JOB: Count the lines in the material below that contain the string "text", with case counting, and reply with only that number.

** START SUPPLIED RECORDS **

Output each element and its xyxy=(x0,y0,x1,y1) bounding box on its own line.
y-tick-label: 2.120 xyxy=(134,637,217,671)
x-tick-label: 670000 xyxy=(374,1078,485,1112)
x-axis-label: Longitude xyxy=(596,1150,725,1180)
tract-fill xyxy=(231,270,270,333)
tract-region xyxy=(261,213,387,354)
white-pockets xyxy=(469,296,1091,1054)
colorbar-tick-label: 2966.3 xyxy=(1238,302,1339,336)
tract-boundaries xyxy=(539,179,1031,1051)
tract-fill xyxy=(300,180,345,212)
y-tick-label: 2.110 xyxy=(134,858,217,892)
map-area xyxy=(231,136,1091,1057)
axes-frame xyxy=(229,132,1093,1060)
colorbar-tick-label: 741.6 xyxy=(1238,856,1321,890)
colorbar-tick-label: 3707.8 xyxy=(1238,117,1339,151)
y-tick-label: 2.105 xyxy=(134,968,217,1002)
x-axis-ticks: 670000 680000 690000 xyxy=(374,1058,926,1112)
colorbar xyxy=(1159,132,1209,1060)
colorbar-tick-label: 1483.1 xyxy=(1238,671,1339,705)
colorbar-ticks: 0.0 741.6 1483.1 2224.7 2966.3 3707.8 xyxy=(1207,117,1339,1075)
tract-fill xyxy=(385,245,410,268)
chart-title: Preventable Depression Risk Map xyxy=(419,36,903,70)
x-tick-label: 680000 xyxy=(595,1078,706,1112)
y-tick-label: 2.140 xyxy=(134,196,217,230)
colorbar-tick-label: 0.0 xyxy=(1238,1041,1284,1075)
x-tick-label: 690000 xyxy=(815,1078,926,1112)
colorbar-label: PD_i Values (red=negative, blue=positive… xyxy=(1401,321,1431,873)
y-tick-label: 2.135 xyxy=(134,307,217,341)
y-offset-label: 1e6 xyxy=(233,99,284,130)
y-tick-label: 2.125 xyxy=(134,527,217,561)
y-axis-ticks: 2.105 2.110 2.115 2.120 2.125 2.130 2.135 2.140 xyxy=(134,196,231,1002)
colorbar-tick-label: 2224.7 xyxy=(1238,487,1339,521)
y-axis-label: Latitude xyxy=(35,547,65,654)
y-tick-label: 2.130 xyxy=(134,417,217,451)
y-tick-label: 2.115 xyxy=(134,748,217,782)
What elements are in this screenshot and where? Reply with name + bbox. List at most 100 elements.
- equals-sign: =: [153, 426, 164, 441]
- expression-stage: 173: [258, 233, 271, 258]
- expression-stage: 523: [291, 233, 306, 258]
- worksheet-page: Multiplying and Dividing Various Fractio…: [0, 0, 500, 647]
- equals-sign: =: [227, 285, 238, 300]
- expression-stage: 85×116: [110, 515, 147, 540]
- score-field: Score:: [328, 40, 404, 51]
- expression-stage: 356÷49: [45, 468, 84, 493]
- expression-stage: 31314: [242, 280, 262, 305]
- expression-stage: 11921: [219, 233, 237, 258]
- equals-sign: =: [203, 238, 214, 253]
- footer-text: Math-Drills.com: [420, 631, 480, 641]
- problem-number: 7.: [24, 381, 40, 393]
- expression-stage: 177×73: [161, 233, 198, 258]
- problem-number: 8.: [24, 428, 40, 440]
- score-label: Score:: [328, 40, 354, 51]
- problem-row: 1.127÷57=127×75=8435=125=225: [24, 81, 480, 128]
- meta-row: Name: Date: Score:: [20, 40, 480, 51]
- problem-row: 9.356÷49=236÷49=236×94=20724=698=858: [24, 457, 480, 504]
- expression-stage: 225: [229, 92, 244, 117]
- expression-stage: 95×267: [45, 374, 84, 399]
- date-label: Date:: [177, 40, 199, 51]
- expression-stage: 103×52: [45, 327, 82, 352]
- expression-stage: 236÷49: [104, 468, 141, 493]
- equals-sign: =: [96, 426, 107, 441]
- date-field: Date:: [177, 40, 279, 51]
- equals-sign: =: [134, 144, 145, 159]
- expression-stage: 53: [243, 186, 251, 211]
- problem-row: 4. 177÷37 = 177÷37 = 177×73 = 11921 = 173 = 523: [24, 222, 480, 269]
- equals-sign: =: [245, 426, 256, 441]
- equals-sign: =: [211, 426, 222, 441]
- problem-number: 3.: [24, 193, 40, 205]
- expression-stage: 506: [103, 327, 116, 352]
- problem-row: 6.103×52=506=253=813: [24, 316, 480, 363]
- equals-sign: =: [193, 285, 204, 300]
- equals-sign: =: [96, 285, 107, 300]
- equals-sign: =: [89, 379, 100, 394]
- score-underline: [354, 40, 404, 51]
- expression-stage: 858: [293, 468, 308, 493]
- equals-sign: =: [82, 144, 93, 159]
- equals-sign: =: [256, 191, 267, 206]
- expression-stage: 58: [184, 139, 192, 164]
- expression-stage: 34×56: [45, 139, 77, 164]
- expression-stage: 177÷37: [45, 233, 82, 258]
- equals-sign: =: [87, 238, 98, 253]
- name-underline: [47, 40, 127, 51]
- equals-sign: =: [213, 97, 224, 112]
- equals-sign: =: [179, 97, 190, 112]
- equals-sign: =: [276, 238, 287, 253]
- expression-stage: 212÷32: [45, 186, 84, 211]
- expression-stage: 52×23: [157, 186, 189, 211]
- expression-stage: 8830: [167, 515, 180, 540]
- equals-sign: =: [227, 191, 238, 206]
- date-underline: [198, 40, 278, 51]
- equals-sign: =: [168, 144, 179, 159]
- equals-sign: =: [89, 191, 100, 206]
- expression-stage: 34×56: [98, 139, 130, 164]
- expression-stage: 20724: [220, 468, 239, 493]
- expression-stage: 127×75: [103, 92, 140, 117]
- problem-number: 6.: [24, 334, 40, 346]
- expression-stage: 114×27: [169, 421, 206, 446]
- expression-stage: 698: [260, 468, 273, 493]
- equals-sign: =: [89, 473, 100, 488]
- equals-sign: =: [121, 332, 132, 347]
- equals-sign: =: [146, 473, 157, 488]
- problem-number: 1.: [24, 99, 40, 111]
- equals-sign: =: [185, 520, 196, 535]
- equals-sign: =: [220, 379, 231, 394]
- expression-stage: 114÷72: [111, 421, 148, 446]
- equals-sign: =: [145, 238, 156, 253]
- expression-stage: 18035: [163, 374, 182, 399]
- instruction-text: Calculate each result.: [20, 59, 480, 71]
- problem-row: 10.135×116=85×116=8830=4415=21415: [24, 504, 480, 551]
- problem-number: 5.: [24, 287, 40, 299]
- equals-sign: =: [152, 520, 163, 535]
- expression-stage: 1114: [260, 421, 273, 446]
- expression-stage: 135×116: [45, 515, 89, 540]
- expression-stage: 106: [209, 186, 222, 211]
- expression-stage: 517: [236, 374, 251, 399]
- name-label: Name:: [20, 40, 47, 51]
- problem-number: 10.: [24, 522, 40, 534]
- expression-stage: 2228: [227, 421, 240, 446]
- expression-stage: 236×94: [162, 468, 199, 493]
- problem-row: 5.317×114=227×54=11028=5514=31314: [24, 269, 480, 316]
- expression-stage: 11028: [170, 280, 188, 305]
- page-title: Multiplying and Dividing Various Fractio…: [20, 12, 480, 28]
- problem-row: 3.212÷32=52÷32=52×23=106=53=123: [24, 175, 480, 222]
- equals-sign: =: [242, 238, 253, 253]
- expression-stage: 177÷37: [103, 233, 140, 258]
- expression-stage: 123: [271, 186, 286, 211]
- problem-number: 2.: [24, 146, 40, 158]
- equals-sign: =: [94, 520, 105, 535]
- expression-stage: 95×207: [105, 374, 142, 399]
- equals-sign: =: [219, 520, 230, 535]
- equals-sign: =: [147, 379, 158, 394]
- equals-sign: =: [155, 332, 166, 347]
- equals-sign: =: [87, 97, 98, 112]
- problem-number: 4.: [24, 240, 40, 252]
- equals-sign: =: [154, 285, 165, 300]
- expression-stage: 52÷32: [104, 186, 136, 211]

** END SUPPLIED RECORDS **

FULL OUTPUT: 2